# start of Extracted information
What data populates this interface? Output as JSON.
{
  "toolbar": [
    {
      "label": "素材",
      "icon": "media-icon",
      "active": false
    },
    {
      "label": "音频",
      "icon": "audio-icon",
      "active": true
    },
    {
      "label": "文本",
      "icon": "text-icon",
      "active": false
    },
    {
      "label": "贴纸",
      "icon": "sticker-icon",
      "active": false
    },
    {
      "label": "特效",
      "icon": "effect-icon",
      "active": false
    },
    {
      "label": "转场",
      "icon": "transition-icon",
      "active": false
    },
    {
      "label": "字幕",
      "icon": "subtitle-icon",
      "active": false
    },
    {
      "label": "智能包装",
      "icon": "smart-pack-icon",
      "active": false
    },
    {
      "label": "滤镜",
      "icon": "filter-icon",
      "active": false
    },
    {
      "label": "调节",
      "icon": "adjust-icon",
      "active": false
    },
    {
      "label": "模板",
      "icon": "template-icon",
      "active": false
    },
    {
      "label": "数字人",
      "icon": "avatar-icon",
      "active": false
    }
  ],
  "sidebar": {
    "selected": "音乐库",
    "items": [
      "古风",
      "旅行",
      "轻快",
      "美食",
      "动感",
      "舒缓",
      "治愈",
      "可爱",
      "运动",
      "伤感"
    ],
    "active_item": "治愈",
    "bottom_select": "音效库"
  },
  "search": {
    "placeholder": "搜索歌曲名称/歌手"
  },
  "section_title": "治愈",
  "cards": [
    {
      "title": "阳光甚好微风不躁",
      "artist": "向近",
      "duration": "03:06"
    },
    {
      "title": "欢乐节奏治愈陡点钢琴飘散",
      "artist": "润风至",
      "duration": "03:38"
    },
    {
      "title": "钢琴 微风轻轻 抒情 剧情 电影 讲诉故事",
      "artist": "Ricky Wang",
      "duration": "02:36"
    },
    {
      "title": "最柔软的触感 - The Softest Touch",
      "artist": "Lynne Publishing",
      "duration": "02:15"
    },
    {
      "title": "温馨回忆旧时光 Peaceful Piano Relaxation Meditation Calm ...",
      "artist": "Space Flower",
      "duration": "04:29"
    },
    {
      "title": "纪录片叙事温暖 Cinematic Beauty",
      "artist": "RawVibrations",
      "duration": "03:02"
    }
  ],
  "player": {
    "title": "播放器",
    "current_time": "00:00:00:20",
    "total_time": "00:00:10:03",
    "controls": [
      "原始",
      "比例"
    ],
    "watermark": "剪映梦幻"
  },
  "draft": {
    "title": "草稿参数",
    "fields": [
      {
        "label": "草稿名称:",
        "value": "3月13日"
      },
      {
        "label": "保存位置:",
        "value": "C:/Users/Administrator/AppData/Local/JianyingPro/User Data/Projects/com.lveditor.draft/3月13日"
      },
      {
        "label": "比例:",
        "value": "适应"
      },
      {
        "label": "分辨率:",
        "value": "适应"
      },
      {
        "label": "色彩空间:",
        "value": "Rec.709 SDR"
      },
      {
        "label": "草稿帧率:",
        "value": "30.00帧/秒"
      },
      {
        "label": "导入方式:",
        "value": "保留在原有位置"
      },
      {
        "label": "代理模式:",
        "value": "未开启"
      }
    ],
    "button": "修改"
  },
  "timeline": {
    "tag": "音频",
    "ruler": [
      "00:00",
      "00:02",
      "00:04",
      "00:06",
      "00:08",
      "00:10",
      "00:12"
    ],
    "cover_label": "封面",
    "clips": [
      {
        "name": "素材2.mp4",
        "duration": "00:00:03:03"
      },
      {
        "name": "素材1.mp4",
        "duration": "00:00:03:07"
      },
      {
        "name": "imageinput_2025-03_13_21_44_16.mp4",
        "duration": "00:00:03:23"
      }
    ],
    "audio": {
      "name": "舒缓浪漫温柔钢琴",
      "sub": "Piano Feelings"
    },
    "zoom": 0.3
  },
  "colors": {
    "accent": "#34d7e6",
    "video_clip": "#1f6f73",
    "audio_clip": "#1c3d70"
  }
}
# end of Extracted information
- Task brief -
Copy the data above in full, character for character.

- Complete answer -
What data populates this interface? Output as JSON.
{
  "toolbar": [
    {
      "label": "素材",
      "icon": "media-icon",
      "active": false
    },
    {
      "label": "音频",
      "icon": "audio-icon",
      "active": true
    },
    {
      "label": "文本",
      "icon": "text-icon",
      "active": false
    },
    {
      "label": "贴纸",
      "icon": "sticker-icon",
      "active": false
    },
    {
      "label": "特效",
      "icon": "effect-icon",
      "active": false
    },
    {
      "label": "转场",
      "icon": "transition-icon",
      "active": false
    },
    {
      "label": "字幕",
      "icon": "subtitle-icon",
      "active": false
    },
    {
      "label": "智能包装",
      "icon": "smart-pack-icon",
      "active": false
    },
    {
      "label": "滤镜",
      "icon": "filter-icon",
      "active": false
    },
    {
      "label": "调节",
      "icon": "adjust-icon",
      "active": false
    },
    {
      "label": "模板",
      "icon": "template-icon",
      "active": false
    },
    {
      "label": "数字人",
      "icon": "avatar-icon",
      "active": false
    }
  ],
  "sidebar": {
    "selected": "音乐库",
    "items": [
      "古风",
      "旅行",
      "轻快",
      "美食",
      "动感",
      "舒缓",
      "治愈",
      "可爱",
      "运动",
      "伤感"
    ],
    "active_item": "治愈",
    "bottom_select": "音效库"
  },
  "search": {
    "placeholder": "搜索歌曲名称/歌手"
  },
  "section_title": "治愈",
  "cards": [
    {
      "title": "阳光甚好微风不躁",
      "artist": "向近",
      "duration": "03:06"
    },
    {
      "title": "欢乐节奏治愈陡点钢琴飘散",
      "artist": "润风至",
      "duration": "03:38"
    },
    {
      "title": "钢琴 微风轻轻 抒情 剧情 电影 讲诉故事",
      "artist": "Ricky Wang",
      "duration": "02:36"
    },
    {
      "title": "最柔软的触感 - The Softest Touch",
      "artist": "Lynne Publishing",
      "duration": "02:15"
    },
    {
      "title": "温馨回忆旧时光 Peaceful Piano Relaxation Meditation Calm ...",
      "artist": "Space Flower",
      "duration": "04:29"
    },
    {
      "title": "纪录片叙事温暖 Cinematic Beauty",
      "artist": "RawVibrations",
      "duration": "03:02"
    }
  ],
  "player": {
    "title": "播放器",
    "current_time": "00:00:00:20",
    "total_time": "00:00:10:03",
    "controls": [
      "原始",
      "比例"
    ],
    "watermark": "剪映梦幻"
  },
  "draft": {
    "title": "草稿参数",
    "fields": [
      {
        "label": "草稿名称:",
        "value": "3月13日"
      },
      {
        "label": "保存位置:",
        "value": "C:/Users/Administrator/AppData/Local/JianyingPro/User Data/Projects/com.lveditor.draft/3月13日"
      },
      {
        "label": "比例:",
        "value": "适应"
      },
      {
        "label": "分辨率:",
        "value": "适应"
      },
      {
        "label": "色彩空间:",
        "value": "Rec.709 SDR"
      },
      {
        "label": "草稿帧率:",
        "value": "30.00帧/秒"
      },
      {
        "label": "导入方式:",
        "value": "保留在原有位置"
      },
      {
        "label": "代理模式:",
        "value": "未开启"
      }
    ],
    "button": "修改"
  },
  "timeline": {
    "tag": "音频",
    "ruler": [
      "00:00",
      "00:02",
      "00:04",
      "00:06",
      "00:08",
      "00:10",
      "00:12"
    ],
    "cover_label": "封面",
    "clips": [
      {
        "name": "素材2.mp4",
        "duration": "00:00:03:03"
      },
      {
        "name": "素材1.mp4",
        "duration": "00:00:03:07"
      },
      {
        "name": "imageinput_2025-03_13_21_44_16.mp4",
        "duration": "00:00:03:23"
      }
    ],
    "audio": {
      "name": "舒缓浪漫温柔钢琴",
      "sub": "Piano Feelings"
    },
    "zoom": 0.3
  },
  "colors": {
    "accent": "#34d7e6",
    "video_clip": "#1f6f73",
    "audio_clip": "#1c3d70"
  }
}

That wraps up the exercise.